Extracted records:
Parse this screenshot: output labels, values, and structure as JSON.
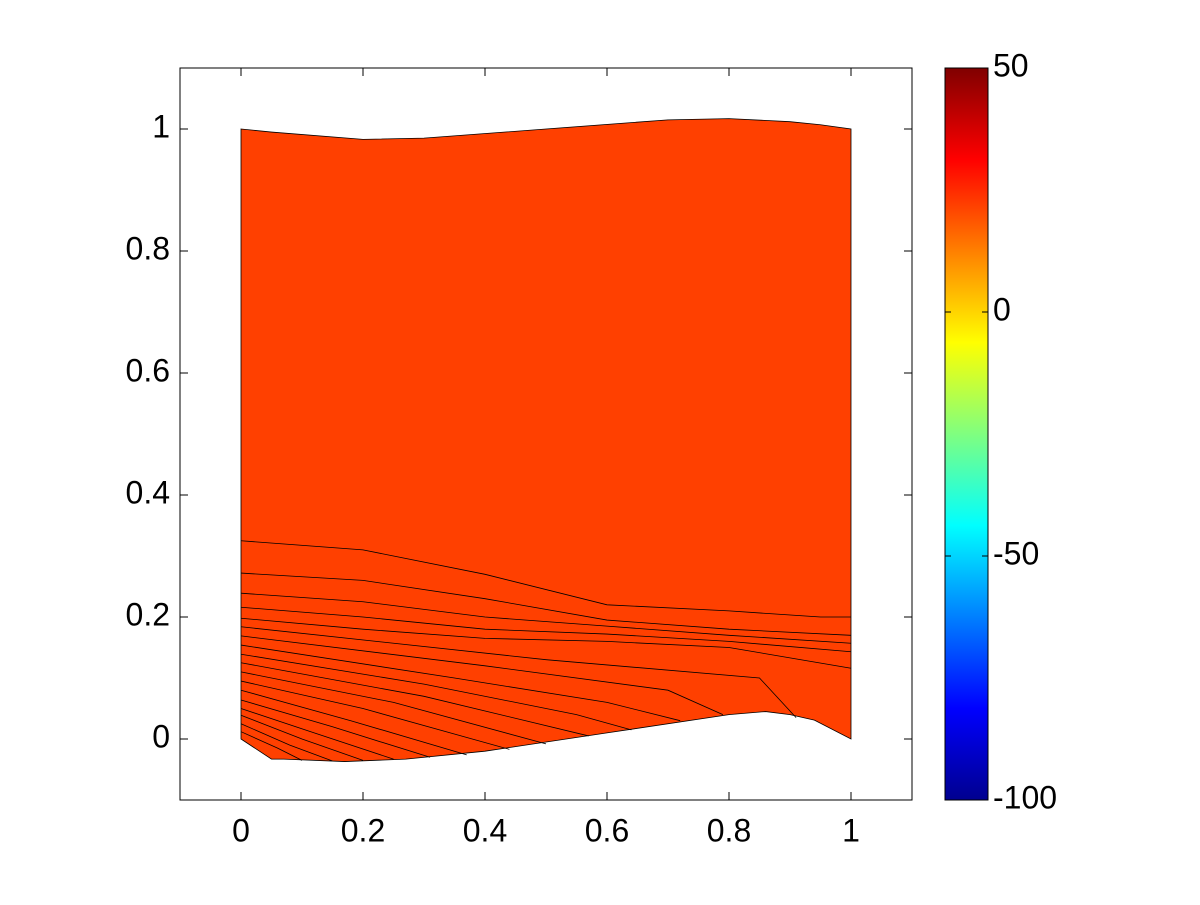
{
  "chart_data": {
    "type": "contour",
    "xlim": [
      -0.1,
      1.1
    ],
    "ylim": [
      -0.1,
      1.1
    ],
    "xticks": [
      0,
      0.2,
      0.4,
      0.6,
      0.8,
      1
    ],
    "yticks": [
      0,
      0.2,
      0.4,
      0.6,
      0.8,
      1
    ],
    "fill_color": "#ff4000",
    "line_color": "#000000",
    "boundary": {
      "x": [
        0,
        0.05,
        0.2,
        0.3,
        0.5,
        0.7,
        0.8,
        0.9,
        0.95,
        1,
        1,
        0.94,
        0.9,
        0.86,
        0.8,
        0.6,
        0.4,
        0.27,
        0.17,
        0.07,
        0.05,
        0
      ],
      "y": [
        1,
        0.995,
        0.983,
        0.985,
        1.0,
        1.015,
        1.017,
        1.012,
        1.007,
        1.0,
        0,
        0.031,
        0.04,
        0.045,
        0.04,
        0.01,
        -0.02,
        -0.033,
        -0.037,
        -0.033,
        -0.033,
        0
      ]
    },
    "contour_lines": [
      {
        "x": [
          0,
          0.2,
          0.4,
          0.6,
          0.8,
          0.95,
          1
        ],
        "y": [
          0.325,
          0.31,
          0.27,
          0.22,
          0.21,
          0.2,
          0.2
        ]
      },
      {
        "x": [
          0,
          0.2,
          0.4,
          0.6,
          0.8,
          1
        ],
        "y": [
          0.272,
          0.26,
          0.23,
          0.195,
          0.18,
          0.17
        ]
      },
      {
        "x": [
          0,
          0.2,
          0.4,
          0.6,
          0.8,
          1
        ],
        "y": [
          0.239,
          0.225,
          0.2,
          0.185,
          0.17,
          0.157
        ]
      },
      {
        "x": [
          0,
          0.2,
          0.4,
          0.6,
          0.8,
          1
        ],
        "y": [
          0.216,
          0.2,
          0.18,
          0.172,
          0.16,
          0.143
        ]
      },
      {
        "x": [
          0,
          0.2,
          0.4,
          0.6,
          0.8,
          1
        ],
        "y": [
          0.198,
          0.18,
          0.165,
          0.16,
          0.15,
          0.116
        ]
      },
      {
        "x": [
          0,
          0.5,
          0.85,
          0.91
        ],
        "y": [
          0.184,
          0.13,
          0.1,
          0.035
        ]
      },
      {
        "x": [
          0,
          0.4,
          0.7,
          0.79
        ],
        "y": [
          0.169,
          0.12,
          0.08,
          0.04
        ]
      },
      {
        "x": [
          0,
          0.35,
          0.6,
          0.72
        ],
        "y": [
          0.154,
          0.1,
          0.06,
          0.03
        ]
      },
      {
        "x": [
          0,
          0.3,
          0.55,
          0.64
        ],
        "y": [
          0.139,
          0.09,
          0.04,
          0.015
        ]
      },
      {
        "x": [
          0,
          0.3,
          0.57
        ],
        "y": [
          0.125,
          0.07,
          0.005
        ]
      },
      {
        "x": [
          0,
          0.25,
          0.5
        ],
        "y": [
          0.11,
          0.06,
          -0.008
        ]
      },
      {
        "x": [
          0,
          0.2,
          0.44
        ],
        "y": [
          0.095,
          0.05,
          -0.017
        ]
      },
      {
        "x": [
          0,
          0.18,
          0.37
        ],
        "y": [
          0.08,
          0.03,
          -0.026
        ]
      },
      {
        "x": [
          0,
          0.15,
          0.31
        ],
        "y": [
          0.064,
          0.02,
          -0.03
        ]
      },
      {
        "x": [
          0,
          0.12,
          0.25
        ],
        "y": [
          0.05,
          0.01,
          -0.033
        ]
      },
      {
        "x": [
          0,
          0.1,
          0.2
        ],
        "y": [
          0.039,
          0.0,
          -0.035
        ]
      },
      {
        "x": [
          0,
          0.08,
          0.15
        ],
        "y": [
          0.025,
          -0.01,
          -0.036
        ]
      },
      {
        "x": [
          0,
          0.06,
          0.1
        ],
        "y": [
          0.012,
          -0.015,
          -0.035
        ]
      }
    ],
    "colorbar": {
      "clim": [
        -100,
        50
      ],
      "ticks": [
        -100,
        -50,
        0,
        50
      ]
    }
  }
}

(Task instructions): Transcribe all of the records above character for character. Exclude the pictures.

(The result):
Parse this screenshot: output labels, values, and structure as JSON.
{
  "chart_data": {
    "type": "contour",
    "xlim": [
      -0.1,
      1.1
    ],
    "ylim": [
      -0.1,
      1.1
    ],
    "xticks": [
      0,
      0.2,
      0.4,
      0.6,
      0.8,
      1
    ],
    "yticks": [
      0,
      0.2,
      0.4,
      0.6,
      0.8,
      1
    ],
    "fill_color": "#ff4000",
    "line_color": "#000000",
    "boundary": {
      "x": [
        0,
        0.05,
        0.2,
        0.3,
        0.5,
        0.7,
        0.8,
        0.9,
        0.95,
        1,
        1,
        0.94,
        0.9,
        0.86,
        0.8,
        0.6,
        0.4,
        0.27,
        0.17,
        0.07,
        0.05,
        0
      ],
      "y": [
        1,
        0.995,
        0.983,
        0.985,
        1.0,
        1.015,
        1.017,
        1.012,
        1.007,
        1.0,
        0,
        0.031,
        0.04,
        0.045,
        0.04,
        0.01,
        -0.02,
        -0.033,
        -0.037,
        -0.033,
        -0.033,
        0
      ]
    },
    "contour_lines": [
      {
        "x": [
          0,
          0.2,
          0.4,
          0.6,
          0.8,
          0.95,
          1
        ],
        "y": [
          0.325,
          0.31,
          0.27,
          0.22,
          0.21,
          0.2,
          0.2
        ]
      },
      {
        "x": [
          0,
          0.2,
          0.4,
          0.6,
          0.8,
          1
        ],
        "y": [
          0.272,
          0.26,
          0.23,
          0.195,
          0.18,
          0.17
        ]
      },
      {
        "x": [
          0,
          0.2,
          0.4,
          0.6,
          0.8,
          1
        ],
        "y": [
          0.239,
          0.225,
          0.2,
          0.185,
          0.17,
          0.157
        ]
      },
      {
        "x": [
          0,
          0.2,
          0.4,
          0.6,
          0.8,
          1
        ],
        "y": [
          0.216,
          0.2,
          0.18,
          0.172,
          0.16,
          0.143
        ]
      },
      {
        "x": [
          0,
          0.2,
          0.4,
          0.6,
          0.8,
          1
        ],
        "y": [
          0.198,
          0.18,
          0.165,
          0.16,
          0.15,
          0.116
        ]
      },
      {
        "x": [
          0,
          0.5,
          0.85,
          0.91
        ],
        "y": [
          0.184,
          0.13,
          0.1,
          0.035
        ]
      },
      {
        "x": [
          0,
          0.4,
          0.7,
          0.79
        ],
        "y": [
          0.169,
          0.12,
          0.08,
          0.04
        ]
      },
      {
        "x": [
          0,
          0.35,
          0.6,
          0.72
        ],
        "y": [
          0.154,
          0.1,
          0.06,
          0.03
        ]
      },
      {
        "x": [
          0,
          0.3,
          0.55,
          0.64
        ],
        "y": [
          0.139,
          0.09,
          0.04,
          0.015
        ]
      },
      {
        "x": [
          0,
          0.3,
          0.57
        ],
        "y": [
          0.125,
          0.07,
          0.005
        ]
      },
      {
        "x": [
          0,
          0.25,
          0.5
        ],
        "y": [
          0.11,
          0.06,
          -0.008
        ]
      },
      {
        "x": [
          0,
          0.2,
          0.44
        ],
        "y": [
          0.095,
          0.05,
          -0.017
        ]
      },
      {
        "x": [
          0,
          0.18,
          0.37
        ],
        "y": [
          0.08,
          0.03,
          -0.026
        ]
      },
      {
        "x": [
          0,
          0.15,
          0.31
        ],
        "y": [
          0.064,
          0.02,
          -0.03
        ]
      },
      {
        "x": [
          0,
          0.12,
          0.25
        ],
        "y": [
          0.05,
          0.01,
          -0.033
        ]
      },
      {
        "x": [
          0,
          0.1,
          0.2
        ],
        "y": [
          0.039,
          0.0,
          -0.035
        ]
      },
      {
        "x": [
          0,
          0.08,
          0.15
        ],
        "y": [
          0.025,
          -0.01,
          -0.036
        ]
      },
      {
        "x": [
          0,
          0.06,
          0.1
        ],
        "y": [
          0.012,
          -0.015,
          -0.035
        ]
      }
    ],
    "colorbar": {
      "clim": [
        -100,
        50
      ],
      "ticks": [
        -100,
        -50,
        0,
        50
      ]
    }
  }
}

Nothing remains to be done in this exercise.